▶ _What the task asks_: Check every line below for the string "content", and copy the lines that contain it.

▶ _Given records_:
* START *

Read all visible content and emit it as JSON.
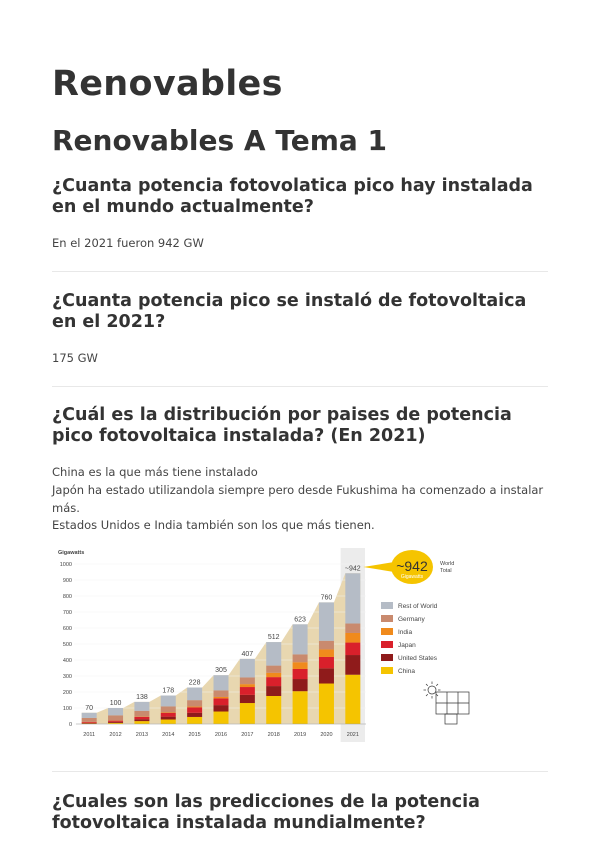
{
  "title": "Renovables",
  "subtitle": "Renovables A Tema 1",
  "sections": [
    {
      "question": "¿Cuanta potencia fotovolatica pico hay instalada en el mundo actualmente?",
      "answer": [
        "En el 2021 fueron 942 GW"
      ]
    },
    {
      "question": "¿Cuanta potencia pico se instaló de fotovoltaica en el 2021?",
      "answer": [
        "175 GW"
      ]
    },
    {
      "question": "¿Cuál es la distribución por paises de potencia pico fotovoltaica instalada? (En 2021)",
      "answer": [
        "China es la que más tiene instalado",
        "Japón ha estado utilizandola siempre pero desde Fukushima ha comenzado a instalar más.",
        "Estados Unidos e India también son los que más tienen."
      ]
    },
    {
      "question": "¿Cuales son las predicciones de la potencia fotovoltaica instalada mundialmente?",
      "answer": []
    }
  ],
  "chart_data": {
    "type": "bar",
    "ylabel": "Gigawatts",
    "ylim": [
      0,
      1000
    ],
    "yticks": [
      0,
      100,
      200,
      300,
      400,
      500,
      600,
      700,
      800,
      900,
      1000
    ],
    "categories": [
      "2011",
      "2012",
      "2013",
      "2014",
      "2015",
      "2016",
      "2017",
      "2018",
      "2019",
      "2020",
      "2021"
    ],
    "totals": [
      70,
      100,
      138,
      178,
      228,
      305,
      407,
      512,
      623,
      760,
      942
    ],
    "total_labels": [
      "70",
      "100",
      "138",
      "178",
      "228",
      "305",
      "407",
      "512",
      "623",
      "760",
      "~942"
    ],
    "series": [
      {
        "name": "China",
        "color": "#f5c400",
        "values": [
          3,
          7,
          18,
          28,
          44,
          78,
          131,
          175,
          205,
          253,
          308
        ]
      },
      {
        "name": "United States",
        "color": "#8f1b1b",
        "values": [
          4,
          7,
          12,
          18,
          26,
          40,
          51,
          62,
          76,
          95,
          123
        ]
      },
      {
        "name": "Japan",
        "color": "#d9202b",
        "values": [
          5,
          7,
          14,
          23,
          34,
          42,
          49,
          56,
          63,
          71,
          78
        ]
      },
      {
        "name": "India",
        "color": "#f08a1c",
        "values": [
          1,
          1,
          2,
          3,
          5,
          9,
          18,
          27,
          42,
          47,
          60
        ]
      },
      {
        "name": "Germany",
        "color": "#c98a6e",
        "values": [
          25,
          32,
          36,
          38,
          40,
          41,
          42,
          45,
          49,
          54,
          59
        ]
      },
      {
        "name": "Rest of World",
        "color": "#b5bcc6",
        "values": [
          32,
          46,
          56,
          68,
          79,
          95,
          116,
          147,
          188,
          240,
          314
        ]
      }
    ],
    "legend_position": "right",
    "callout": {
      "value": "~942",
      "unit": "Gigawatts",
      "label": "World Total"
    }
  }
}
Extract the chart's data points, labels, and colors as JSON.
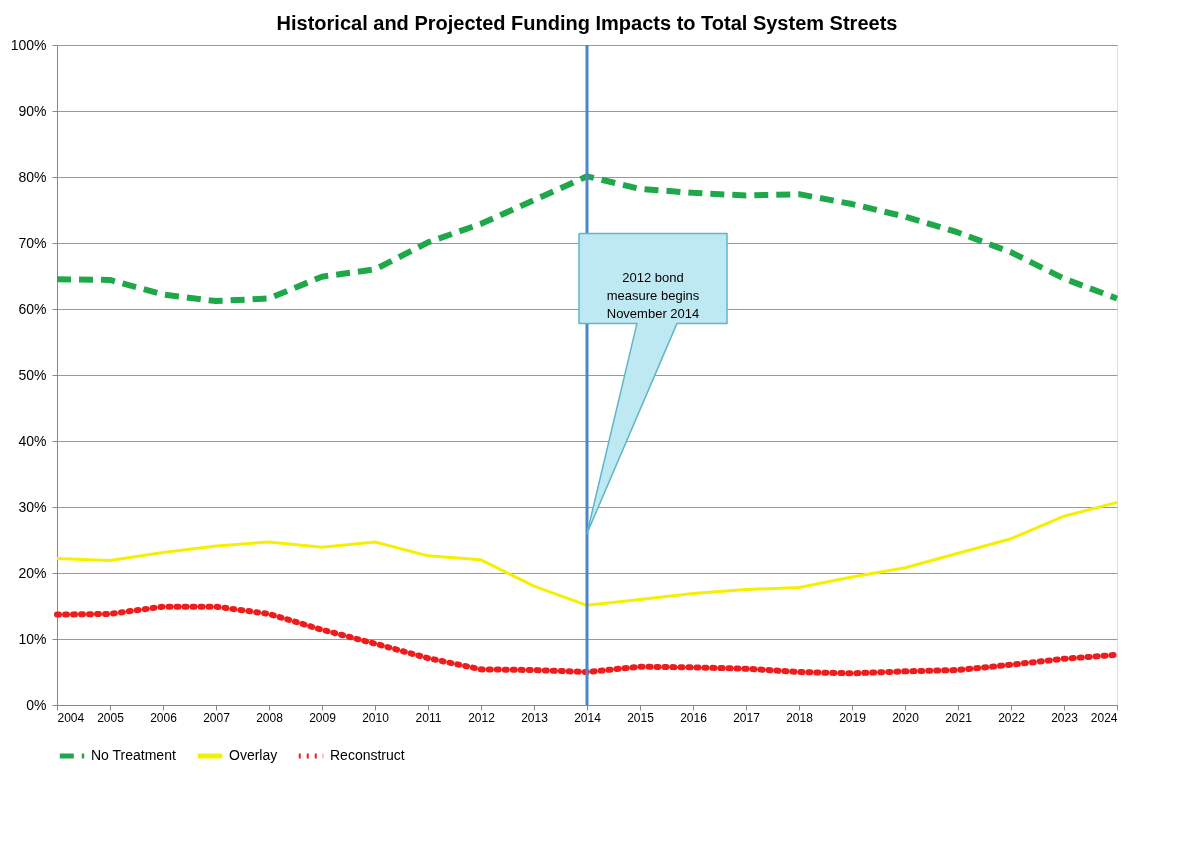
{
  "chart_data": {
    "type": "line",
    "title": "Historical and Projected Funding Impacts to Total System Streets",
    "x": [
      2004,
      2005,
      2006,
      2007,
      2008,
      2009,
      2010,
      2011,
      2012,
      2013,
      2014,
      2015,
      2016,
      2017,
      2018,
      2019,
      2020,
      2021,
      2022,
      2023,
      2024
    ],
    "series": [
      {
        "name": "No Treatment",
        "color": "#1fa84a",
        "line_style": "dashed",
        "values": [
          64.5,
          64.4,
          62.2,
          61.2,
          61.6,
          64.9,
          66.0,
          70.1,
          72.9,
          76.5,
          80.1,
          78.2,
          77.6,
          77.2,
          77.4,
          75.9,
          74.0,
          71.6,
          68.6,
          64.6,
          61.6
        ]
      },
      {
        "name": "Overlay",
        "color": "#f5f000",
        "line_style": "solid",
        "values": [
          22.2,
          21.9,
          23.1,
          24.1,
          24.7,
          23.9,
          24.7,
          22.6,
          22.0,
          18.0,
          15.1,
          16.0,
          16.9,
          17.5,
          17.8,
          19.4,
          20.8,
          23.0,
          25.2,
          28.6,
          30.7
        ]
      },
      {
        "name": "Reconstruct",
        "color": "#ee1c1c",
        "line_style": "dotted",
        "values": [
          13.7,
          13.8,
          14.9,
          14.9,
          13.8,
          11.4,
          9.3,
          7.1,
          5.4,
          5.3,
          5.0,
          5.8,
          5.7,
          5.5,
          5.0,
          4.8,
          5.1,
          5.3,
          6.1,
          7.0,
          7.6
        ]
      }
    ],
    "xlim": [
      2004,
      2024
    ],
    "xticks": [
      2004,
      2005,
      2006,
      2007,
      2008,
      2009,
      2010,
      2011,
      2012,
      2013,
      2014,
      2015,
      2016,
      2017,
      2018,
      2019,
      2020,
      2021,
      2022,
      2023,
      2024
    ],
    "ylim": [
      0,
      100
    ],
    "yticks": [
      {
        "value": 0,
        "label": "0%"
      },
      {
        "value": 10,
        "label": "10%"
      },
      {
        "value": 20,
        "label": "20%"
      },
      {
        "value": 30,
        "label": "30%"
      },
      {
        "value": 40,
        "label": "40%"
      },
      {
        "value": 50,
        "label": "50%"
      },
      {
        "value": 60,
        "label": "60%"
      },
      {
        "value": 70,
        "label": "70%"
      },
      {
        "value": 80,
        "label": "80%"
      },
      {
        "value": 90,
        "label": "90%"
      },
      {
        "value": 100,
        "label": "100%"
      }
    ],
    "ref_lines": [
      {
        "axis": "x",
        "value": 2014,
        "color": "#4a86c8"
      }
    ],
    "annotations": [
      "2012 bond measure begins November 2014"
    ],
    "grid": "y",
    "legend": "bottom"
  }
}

* END *
* START *

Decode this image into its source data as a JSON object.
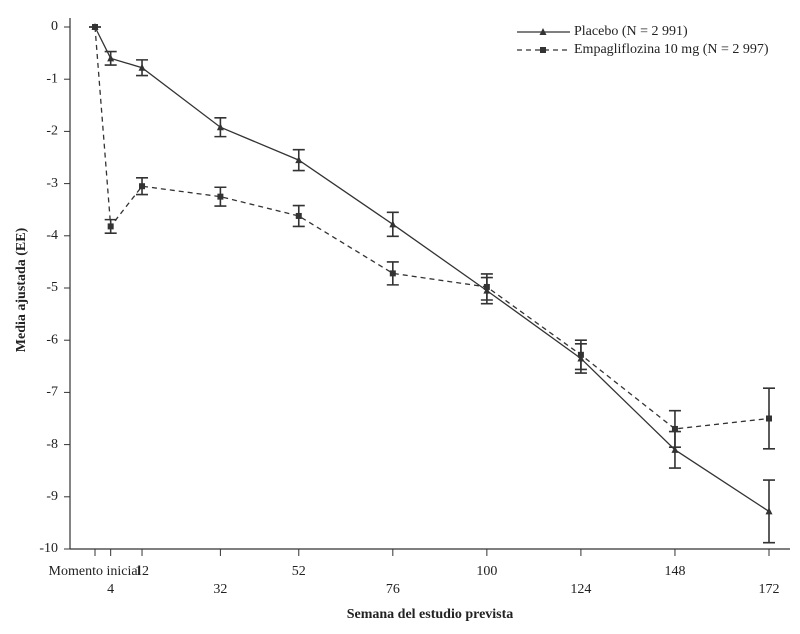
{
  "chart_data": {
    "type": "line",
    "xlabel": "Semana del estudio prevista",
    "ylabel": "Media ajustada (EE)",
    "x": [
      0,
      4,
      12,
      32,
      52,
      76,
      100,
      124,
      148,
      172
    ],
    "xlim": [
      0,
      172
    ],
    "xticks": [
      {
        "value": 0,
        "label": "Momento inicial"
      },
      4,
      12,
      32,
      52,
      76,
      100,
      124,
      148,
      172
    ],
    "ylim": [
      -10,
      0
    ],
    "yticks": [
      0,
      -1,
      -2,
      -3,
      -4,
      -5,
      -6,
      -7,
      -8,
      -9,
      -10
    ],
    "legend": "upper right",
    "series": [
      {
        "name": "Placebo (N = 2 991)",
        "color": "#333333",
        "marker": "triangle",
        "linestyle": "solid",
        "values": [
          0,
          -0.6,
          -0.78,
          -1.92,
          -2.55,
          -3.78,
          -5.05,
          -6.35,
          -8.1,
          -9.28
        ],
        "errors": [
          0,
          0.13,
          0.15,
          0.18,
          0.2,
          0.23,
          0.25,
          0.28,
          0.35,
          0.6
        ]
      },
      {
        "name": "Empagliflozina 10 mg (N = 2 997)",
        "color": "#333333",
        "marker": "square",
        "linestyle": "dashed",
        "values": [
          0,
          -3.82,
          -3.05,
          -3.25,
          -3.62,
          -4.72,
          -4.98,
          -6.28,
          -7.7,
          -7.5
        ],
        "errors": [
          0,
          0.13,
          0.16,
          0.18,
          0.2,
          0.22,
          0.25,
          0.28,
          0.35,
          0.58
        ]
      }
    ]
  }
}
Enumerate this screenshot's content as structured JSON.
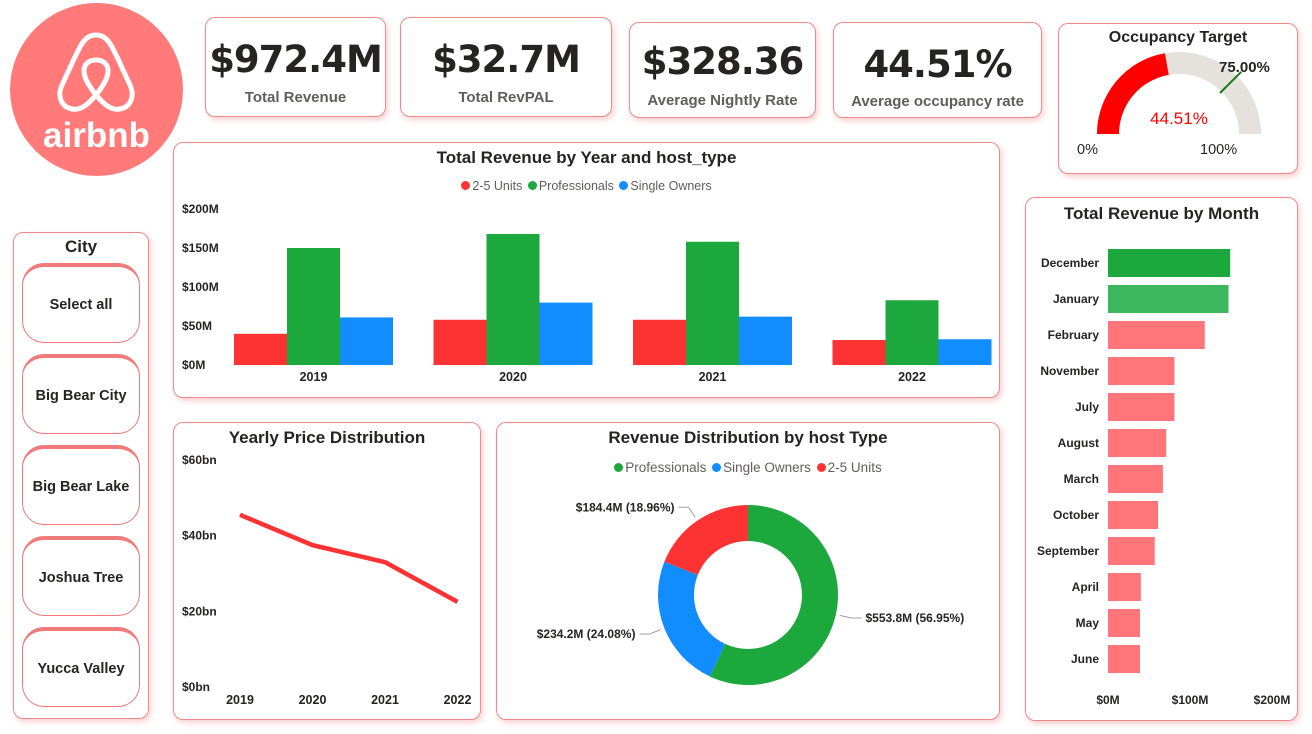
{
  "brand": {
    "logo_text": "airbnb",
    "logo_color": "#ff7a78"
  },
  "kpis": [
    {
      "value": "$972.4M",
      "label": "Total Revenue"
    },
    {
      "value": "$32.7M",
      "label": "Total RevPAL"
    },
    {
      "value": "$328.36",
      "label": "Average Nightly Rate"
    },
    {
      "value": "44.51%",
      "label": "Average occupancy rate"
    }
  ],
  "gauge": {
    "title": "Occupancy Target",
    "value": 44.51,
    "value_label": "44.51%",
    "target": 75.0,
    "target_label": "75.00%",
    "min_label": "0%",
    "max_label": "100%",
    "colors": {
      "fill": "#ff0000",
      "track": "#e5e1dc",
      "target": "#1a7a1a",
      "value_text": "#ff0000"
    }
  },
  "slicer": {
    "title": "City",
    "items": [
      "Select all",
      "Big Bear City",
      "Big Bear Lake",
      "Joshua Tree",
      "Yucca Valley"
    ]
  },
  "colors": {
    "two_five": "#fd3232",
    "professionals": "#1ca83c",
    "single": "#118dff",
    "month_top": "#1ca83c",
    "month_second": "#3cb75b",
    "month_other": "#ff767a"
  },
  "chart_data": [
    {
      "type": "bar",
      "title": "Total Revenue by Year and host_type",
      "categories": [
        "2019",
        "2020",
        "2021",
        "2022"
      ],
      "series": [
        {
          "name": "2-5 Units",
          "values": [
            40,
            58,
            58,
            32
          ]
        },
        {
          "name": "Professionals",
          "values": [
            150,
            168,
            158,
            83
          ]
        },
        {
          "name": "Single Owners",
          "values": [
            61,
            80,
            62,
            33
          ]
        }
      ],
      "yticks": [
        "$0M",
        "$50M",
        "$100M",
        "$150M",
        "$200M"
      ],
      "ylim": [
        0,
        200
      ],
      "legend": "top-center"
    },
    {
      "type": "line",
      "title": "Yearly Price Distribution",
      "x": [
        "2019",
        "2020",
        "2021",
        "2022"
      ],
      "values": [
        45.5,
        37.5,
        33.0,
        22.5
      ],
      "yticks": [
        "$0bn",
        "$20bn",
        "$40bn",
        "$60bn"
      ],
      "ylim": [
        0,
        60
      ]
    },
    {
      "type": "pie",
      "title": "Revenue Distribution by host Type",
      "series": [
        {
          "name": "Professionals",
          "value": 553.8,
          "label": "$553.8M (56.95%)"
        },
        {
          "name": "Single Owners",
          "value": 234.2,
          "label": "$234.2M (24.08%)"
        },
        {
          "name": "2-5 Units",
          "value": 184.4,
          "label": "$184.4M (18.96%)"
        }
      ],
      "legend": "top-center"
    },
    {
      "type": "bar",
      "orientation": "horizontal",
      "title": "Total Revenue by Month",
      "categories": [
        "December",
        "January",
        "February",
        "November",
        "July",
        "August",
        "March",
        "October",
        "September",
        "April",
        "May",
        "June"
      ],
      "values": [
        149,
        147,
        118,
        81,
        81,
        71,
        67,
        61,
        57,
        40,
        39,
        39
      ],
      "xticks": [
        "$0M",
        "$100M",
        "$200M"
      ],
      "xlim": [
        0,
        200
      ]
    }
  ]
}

* END *

▶ _Response below_:
Read all visible content and emit it as JSON.
Enumerate this screenshot's content as structured JSON.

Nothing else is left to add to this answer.